Must see attractions in Southwestern Sweden

  • Top ChoiceSights in Gothenburg

    Röda Sten Konsthall

    Occupying a defunct power station beside Älvsborgs bridge, Röda Sten Konsthall's four floors serve up edgy, contemporary exhibitions showcasing both Swedish and international artists working in mediums as varied as photography, sound art and installation art. It also hosts the Göteborg International Biennial for Contemporary Art (Gibca). The indie-style cafe serves delicious bites (sandwiches 79kr, dishes 139kr to 169kr), as well as hosting weekly live music. To get here, walk towards the Klippan precinct, continue under Älvsborgsbron and look for the brown-brick building. Beside Röda Sten, check out work-in-progress Draken, a 41m-long sculpture which visitors are welcome to decorate graffiti-style; bring your own paint.

  • Top ChoiceSights in Gothenburg

    Konstmuseum

    Home to Gothenburg’s premier art collection, Konstmuseum traverses the Renaissance to the present day, with works by the French impressionists, Rubens, Van Gogh, Rembrandt and Picasso. Scandinavian masters such as Bruno Liljefors, Edvard Munch, Anders Zorn and Carl Larsson have pride of place in the Fürstenburg Galleries, with other highlights including a superb sculpture hall and the Hasselblad Center, the latter home to rotating photography exhibitions featuring both Nordic and global artists. The unveiling of the bronze Poseidon fountain at the front scandalised Gothenburg’s strait-laced citizens, who insisted on drastic penile-reduction surgery.

  • Top ChoiceSights in Gothenburg

    Universeum

    In what is arguably the best museum for kids in Sweden, you find yourself in the midst of a humid rainforest, complete with trickling water, tropical birds and butterflies flitting through the greenery and tiny marmosets. On a level above, roaring dinosaurs maul each other, while next door, denizens of the deep float through the shark tunnel and venomous beauties lie coiled in the serpent tanks. If that's not enough, go button crazy with the fantastically fun, hands-on science exhibitions, where themes range from nanotechnology and space travel to mixing music.

  • Sights in Gothenburg

    Liseberg

    The attractions of Liseberg, Scandinavia's largest amusement park, are many and varied. Adrenalin blasts include the venerable wooden roller coaster Balder; AtmosFear, Europe’s tallest (116m) free-fall tower; Loke, a fast-paced spinning 'wheel' that soars 42m into the air; and the Valkyria, Europe's longest-dive roller coaster, with a nerve-racking vertical drop of 50m. Softer options include carousels, fairy-tale castles, an outdoor dance floor, adventure playgrounds, and shows and concerts. Entry to the park grounds is reasonable (100kr), which is ideal for those who just want to enjoy the charming landscaped grounds studded with impressive sculptures, but note that you pay for individual rides using coupons or an armband. Opening hours are varied – check the website. When it comes to refuelling in between rides, Liseberg is also the first theme park in the world to offer a very high-quality, exclusively vegetarian buffet lunch (adult/child 165/65kr) at the Green Room.

→ List of tasks
1) List the rides that the attractions guide names as Liseberg's "Adrenalin blasts."
2) Answer these questions from the attractions guide, one short line each:
(a) What kind of building does Röda Sten Konsthall occupy?
(b) What does the Hasselblad Center at Konstmuseum house?
(c) What does entry to the Liseberg park grounds cost?
3) Rewrite the attractions guide's paragraph that begins "In what is arguably the best museum for kids" as a short bulleted list that keeps its main facts.

→ Data under study
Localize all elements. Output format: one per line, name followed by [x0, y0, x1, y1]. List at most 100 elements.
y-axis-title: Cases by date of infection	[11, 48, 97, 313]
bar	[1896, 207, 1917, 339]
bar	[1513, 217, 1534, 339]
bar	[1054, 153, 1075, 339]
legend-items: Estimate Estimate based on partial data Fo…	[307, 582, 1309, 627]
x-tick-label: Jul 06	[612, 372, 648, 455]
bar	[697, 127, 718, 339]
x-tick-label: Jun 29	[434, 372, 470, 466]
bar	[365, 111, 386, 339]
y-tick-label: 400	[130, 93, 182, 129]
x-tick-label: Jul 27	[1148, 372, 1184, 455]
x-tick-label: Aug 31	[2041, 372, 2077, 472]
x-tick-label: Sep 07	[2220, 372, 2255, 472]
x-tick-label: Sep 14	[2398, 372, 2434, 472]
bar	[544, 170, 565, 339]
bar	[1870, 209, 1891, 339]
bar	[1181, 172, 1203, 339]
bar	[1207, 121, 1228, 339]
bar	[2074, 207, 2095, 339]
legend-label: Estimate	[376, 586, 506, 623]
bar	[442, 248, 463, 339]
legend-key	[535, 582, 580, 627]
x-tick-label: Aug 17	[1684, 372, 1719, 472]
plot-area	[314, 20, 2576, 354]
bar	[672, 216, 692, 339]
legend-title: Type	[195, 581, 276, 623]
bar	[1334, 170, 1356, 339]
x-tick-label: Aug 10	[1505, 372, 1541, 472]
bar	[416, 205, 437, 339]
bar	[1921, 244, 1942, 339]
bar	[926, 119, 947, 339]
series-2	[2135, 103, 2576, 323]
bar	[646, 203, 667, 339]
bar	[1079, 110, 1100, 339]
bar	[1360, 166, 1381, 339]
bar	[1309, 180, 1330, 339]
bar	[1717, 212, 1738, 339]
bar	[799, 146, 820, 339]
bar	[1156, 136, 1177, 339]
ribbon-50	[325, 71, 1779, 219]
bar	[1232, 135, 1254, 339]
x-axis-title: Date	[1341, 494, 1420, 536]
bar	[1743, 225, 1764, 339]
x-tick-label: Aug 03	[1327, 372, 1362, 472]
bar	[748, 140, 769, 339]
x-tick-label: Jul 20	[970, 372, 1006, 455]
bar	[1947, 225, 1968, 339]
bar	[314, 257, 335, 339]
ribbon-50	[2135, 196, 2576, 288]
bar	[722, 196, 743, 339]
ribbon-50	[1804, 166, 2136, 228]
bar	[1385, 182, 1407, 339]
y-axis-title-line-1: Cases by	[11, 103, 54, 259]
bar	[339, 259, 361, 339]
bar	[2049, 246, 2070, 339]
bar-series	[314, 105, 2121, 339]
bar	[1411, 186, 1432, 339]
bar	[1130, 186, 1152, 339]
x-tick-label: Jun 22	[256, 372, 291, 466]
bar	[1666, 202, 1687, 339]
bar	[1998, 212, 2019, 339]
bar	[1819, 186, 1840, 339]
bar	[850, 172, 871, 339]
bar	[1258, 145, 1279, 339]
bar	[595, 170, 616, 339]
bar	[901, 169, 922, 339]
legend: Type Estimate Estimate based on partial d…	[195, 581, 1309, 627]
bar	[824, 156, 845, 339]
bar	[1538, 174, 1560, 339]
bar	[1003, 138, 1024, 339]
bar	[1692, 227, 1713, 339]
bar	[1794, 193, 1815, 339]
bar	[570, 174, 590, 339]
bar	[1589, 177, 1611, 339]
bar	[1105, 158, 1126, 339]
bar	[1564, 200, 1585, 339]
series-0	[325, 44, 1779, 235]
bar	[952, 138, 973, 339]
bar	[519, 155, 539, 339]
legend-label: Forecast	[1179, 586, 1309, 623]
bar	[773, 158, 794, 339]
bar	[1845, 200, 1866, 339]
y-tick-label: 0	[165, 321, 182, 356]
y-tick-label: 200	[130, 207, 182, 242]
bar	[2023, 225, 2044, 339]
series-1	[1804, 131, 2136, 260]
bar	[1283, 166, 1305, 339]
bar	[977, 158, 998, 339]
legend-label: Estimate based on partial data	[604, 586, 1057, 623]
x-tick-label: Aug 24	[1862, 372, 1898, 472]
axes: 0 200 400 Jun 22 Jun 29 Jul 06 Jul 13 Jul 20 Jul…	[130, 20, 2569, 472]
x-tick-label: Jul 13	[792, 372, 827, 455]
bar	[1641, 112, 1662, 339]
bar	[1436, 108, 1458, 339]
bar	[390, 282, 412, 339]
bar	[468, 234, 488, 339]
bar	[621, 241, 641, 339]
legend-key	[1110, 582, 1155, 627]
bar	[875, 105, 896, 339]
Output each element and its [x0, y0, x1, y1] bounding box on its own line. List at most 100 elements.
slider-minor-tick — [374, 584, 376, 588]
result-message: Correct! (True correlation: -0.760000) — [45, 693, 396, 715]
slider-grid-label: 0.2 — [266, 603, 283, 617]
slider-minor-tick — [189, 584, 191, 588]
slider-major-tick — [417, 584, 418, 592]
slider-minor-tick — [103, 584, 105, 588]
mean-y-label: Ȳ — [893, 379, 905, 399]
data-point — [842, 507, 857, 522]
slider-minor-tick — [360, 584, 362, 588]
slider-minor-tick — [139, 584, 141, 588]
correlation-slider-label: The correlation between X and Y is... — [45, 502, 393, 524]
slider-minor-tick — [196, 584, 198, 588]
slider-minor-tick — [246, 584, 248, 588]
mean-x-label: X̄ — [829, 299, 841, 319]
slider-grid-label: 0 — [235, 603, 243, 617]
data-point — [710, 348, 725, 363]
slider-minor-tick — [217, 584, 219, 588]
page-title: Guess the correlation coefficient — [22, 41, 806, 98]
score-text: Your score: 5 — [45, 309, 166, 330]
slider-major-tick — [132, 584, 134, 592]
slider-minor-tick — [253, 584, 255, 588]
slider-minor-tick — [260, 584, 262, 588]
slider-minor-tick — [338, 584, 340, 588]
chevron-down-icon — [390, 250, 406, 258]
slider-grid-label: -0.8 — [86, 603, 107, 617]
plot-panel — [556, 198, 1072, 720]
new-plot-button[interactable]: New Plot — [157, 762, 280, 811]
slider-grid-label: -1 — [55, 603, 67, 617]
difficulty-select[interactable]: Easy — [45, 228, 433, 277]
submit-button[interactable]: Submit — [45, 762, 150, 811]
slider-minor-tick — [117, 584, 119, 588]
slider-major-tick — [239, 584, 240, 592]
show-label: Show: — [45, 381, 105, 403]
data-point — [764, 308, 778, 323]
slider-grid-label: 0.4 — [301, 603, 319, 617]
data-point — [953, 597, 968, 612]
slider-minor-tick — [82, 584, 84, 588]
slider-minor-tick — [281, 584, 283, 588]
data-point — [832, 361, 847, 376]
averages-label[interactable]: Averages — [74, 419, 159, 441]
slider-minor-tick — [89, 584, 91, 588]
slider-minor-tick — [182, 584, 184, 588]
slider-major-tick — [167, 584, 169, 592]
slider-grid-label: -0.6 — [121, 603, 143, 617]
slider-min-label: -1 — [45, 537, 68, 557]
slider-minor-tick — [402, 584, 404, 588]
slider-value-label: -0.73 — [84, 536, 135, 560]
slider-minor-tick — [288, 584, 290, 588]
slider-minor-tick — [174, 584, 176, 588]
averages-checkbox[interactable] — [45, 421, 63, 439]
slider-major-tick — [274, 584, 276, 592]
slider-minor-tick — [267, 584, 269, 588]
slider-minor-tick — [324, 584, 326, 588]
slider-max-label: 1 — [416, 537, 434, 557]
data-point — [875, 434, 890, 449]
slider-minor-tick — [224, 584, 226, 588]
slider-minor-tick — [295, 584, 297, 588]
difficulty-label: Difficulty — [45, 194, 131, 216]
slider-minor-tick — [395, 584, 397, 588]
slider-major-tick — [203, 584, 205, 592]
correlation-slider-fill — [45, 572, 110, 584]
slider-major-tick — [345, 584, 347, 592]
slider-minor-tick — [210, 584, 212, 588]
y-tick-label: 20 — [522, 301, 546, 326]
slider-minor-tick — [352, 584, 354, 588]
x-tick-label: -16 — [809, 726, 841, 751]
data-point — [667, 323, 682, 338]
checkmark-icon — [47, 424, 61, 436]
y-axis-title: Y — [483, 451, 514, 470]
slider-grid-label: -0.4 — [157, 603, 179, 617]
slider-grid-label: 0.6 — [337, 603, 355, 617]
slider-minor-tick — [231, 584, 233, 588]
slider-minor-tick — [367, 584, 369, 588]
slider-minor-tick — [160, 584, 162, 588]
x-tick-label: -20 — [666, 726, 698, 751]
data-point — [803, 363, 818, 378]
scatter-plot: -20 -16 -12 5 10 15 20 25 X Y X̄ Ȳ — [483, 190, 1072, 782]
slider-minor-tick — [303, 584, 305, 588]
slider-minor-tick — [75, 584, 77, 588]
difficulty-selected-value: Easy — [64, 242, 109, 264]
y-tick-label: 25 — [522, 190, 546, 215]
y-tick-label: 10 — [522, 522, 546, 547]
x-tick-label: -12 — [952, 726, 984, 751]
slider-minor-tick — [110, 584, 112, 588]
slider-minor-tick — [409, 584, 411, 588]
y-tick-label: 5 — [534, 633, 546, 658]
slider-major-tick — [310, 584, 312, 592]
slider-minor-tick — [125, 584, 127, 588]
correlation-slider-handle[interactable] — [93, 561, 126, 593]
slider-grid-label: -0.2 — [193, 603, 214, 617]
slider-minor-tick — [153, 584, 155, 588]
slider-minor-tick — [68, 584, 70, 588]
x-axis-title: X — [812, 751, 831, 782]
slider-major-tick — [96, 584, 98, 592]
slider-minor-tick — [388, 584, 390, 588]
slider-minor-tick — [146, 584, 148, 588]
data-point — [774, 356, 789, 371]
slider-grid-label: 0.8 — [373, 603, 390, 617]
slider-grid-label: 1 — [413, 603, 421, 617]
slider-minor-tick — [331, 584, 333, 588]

→ Solutions below
1) Balder, AtmosFear, Loke, Valkyria

2)
(a) A defunct power station beside Älvsborgs bridge.
(b) Rotating photography exhibitions featuring both Nordic and global artists.
(c) 100kr.

3)
- Arguably the best museum for kids in Sweden
- Humid rainforest with trickling water, tropical birds, butterflies and tiny marmosets
- Roaring dinosaurs on a level above
- Shark tunnel and serpent tanks with venomous snakes next door
- Hands-on science exhibitions on themes from nanotechnology and space travel to mixing music